### EXERCISE
Output the records. Match them exactly.

Figure contents as structured data:
--

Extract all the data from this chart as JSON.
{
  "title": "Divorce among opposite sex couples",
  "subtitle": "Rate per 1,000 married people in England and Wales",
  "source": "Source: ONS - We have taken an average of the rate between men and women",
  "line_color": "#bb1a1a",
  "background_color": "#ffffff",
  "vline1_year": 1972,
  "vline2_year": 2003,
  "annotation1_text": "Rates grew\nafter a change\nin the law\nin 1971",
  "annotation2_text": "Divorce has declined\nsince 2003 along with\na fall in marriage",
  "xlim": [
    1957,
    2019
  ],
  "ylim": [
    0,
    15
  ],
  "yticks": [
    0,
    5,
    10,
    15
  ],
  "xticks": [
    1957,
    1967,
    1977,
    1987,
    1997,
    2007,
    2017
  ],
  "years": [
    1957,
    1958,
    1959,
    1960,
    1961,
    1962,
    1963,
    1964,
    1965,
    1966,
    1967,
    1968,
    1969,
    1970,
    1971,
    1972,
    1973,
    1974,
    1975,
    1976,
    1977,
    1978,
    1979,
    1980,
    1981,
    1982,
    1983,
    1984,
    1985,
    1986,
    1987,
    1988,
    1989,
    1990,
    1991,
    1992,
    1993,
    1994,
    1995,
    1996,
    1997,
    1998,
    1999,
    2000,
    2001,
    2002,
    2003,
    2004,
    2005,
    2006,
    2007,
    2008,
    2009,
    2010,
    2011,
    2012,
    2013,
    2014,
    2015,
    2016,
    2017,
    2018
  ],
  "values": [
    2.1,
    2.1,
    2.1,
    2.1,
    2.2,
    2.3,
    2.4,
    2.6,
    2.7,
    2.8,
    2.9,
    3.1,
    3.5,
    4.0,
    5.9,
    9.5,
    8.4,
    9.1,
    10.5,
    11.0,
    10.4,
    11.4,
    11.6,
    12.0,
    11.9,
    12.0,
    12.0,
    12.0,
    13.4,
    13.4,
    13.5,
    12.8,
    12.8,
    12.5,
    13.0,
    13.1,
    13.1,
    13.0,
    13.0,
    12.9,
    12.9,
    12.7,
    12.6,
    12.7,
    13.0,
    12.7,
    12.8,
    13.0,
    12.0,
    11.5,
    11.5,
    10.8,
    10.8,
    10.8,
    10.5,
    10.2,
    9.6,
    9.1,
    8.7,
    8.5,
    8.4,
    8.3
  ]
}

--

### WORKED ANSWER
Extract all the data from this chart as JSON.
{
  "title": "Divorce among opposite sex couples",
  "subtitle": "Rate per 1,000 married people in England and Wales",
  "source": "Source: ONS - We have taken an average of the rate between men and women",
  "line_color": "#bb1a1a",
  "background_color": "#ffffff",
  "vline1_year": 1972,
  "vline2_year": 2003,
  "annotation1_text": "Rates grew\nafter a change\nin the law\nin 1971",
  "annotation2_text": "Divorce has declined\nsince 2003 along with\na fall in marriage",
  "xlim": [
    1957,
    2019
  ],
  "ylim": [
    0,
    15
  ],
  "yticks": [
    0,
    5,
    10,
    15
  ],
  "xticks": [
    1957,
    1967,
    1977,
    1987,
    1997,
    2007,
    2017
  ],
  "years": [
    1957,
    1958,
    1959,
    1960,
    1961,
    1962,
    1963,
    1964,
    1965,
    1966,
    1967,
    1968,
    1969,
    1970,
    1971,
    1972,
    1973,
    1974,
    1975,
    1976,
    1977,
    1978,
    1979,
    1980,
    1981,
    1982,
    1983,
    1984,
    1985,
    1986,
    1987,
    1988,
    1989,
    1990,
    1991,
    1992,
    1993,
    1994,
    1995,
    1996,
    1997,
    1998,
    1999,
    2000,
    2001,
    2002,
    2003,
    2004,
    2005,
    2006,
    2007,
    2008,
    2009,
    2010,
    2011,
    2012,
    2013,
    2014,
    2015,
    2016,
    2017,
    2018
  ],
  "values": [
    2.1,
    2.1,
    2.1,
    2.1,
    2.2,
    2.3,
    2.4,
    2.6,
    2.7,
    2.8,
    2.9,
    3.1,
    3.5,
    4.0,
    5.9,
    9.5,
    8.4,
    9.1,
    10.5,
    11.0,
    10.4,
    11.4,
    11.6,
    12.0,
    11.9,
    12.0,
    12.0,
    12.0,
    13.4,
    13.4,
    13.5,
    12.8,
    12.8,
    12.5,
    13.0,
    13.1,
    13.1,
    13.0,
    13.0,
    12.9,
    12.9,
    12.7,
    12.6,
    12.7,
    13.0,
    12.7,
    12.8,
    13.0,
    12.0,
    11.5,
    11.5,
    10.8,
    10.8,
    10.8,
    10.5,
    10.2,
    9.6,
    9.1,
    8.7,
    8.5,
    8.4,
    8.3
  ]
}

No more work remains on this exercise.